GOAL ::
In the entries below, how many lines hold the string "name"? Give only the number.

Records from a dataset
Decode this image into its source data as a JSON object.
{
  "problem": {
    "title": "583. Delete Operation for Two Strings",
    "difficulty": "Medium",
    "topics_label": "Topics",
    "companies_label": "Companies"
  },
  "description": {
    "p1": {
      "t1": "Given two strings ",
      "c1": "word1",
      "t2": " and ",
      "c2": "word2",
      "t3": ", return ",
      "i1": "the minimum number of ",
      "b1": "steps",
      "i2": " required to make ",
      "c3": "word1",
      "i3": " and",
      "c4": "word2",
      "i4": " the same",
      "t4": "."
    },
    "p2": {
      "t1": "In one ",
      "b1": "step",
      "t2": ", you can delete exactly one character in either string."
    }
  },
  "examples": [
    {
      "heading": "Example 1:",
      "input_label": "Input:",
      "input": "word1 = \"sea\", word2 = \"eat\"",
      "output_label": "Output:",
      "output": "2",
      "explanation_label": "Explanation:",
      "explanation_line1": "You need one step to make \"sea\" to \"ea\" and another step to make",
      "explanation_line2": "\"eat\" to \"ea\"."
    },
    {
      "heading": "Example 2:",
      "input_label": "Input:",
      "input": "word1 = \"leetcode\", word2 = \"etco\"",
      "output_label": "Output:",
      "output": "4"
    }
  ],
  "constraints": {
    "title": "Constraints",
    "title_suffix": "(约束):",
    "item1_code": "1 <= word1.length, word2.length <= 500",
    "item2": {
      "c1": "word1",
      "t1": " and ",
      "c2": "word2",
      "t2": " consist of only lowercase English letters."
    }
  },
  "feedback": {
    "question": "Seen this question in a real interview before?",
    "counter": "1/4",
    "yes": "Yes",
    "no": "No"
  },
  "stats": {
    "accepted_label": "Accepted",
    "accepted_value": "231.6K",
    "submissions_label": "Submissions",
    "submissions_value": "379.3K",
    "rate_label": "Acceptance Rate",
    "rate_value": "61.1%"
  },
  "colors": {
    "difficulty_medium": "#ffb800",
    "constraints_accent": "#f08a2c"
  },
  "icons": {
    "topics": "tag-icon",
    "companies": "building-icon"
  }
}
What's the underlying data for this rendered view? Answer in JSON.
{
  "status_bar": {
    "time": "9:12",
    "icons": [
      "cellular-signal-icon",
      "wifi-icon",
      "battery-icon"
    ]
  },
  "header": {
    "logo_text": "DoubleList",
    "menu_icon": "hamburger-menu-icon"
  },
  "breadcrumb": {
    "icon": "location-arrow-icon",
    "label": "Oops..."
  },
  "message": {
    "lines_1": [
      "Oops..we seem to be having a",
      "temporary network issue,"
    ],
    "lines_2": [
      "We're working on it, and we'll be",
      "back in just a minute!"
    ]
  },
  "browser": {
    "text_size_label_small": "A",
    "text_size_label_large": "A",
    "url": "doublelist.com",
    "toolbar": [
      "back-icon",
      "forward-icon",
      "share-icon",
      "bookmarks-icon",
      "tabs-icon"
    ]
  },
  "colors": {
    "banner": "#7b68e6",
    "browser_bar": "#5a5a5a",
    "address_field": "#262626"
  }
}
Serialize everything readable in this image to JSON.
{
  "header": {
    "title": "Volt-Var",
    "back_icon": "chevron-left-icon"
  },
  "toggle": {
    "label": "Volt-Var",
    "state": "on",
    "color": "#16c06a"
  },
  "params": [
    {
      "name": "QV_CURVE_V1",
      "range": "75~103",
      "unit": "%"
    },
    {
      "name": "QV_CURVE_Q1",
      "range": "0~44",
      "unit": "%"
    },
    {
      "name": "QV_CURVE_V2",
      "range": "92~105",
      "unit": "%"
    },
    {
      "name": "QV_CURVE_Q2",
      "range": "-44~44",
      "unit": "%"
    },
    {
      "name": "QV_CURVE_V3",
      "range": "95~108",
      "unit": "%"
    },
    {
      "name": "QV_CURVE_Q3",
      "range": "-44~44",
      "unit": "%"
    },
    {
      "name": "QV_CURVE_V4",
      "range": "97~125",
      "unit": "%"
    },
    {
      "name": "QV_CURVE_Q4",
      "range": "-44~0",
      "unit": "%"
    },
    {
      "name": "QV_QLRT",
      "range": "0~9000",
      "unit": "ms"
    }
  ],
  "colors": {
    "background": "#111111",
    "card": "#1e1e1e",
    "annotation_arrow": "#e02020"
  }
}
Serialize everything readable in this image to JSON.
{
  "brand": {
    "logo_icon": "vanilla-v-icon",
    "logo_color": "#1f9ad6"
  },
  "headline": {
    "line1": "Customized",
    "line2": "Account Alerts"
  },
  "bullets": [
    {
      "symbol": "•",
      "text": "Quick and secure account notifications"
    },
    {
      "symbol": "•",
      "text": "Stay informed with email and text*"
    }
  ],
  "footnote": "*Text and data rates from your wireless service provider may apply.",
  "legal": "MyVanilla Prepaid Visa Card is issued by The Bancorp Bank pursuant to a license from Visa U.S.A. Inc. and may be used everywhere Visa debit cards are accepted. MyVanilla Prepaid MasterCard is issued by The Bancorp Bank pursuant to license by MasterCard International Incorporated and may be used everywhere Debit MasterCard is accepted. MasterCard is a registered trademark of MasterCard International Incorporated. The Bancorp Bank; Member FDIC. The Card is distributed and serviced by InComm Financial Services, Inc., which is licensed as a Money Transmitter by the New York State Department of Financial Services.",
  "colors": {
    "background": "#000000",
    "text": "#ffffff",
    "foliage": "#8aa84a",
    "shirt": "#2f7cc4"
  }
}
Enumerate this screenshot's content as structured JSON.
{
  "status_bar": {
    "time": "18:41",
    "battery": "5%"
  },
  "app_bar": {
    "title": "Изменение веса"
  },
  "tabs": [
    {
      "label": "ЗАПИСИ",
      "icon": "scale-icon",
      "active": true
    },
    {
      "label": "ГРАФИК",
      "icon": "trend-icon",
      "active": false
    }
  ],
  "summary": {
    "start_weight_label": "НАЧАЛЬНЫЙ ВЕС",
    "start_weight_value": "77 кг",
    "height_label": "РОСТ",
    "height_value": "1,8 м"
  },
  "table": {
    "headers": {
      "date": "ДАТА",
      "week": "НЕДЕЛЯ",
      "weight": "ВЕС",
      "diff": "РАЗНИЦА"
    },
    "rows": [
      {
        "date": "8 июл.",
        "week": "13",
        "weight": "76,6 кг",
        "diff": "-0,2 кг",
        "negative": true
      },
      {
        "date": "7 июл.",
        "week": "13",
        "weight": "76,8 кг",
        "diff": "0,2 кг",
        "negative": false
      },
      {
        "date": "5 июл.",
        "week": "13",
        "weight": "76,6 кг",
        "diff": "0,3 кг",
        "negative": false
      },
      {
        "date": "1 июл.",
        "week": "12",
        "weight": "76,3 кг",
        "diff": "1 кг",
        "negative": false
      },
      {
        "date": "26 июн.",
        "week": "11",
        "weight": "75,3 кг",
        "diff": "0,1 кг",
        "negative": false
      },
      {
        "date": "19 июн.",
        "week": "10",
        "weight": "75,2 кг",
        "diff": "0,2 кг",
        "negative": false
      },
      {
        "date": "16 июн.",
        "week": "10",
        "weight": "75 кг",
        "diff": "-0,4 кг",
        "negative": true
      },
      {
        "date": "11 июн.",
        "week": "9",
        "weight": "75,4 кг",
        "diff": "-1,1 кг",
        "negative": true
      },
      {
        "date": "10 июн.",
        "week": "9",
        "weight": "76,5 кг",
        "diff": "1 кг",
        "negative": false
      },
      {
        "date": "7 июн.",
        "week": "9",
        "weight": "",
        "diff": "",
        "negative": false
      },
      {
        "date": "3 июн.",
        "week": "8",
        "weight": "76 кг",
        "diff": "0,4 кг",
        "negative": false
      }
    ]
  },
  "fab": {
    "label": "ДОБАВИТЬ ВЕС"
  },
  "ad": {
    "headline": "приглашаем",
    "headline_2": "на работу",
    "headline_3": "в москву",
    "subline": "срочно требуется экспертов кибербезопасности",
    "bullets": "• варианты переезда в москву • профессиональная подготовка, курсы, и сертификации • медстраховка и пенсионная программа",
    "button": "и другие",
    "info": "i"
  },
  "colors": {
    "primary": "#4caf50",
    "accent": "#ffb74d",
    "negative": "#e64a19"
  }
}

RESPONSE ::
9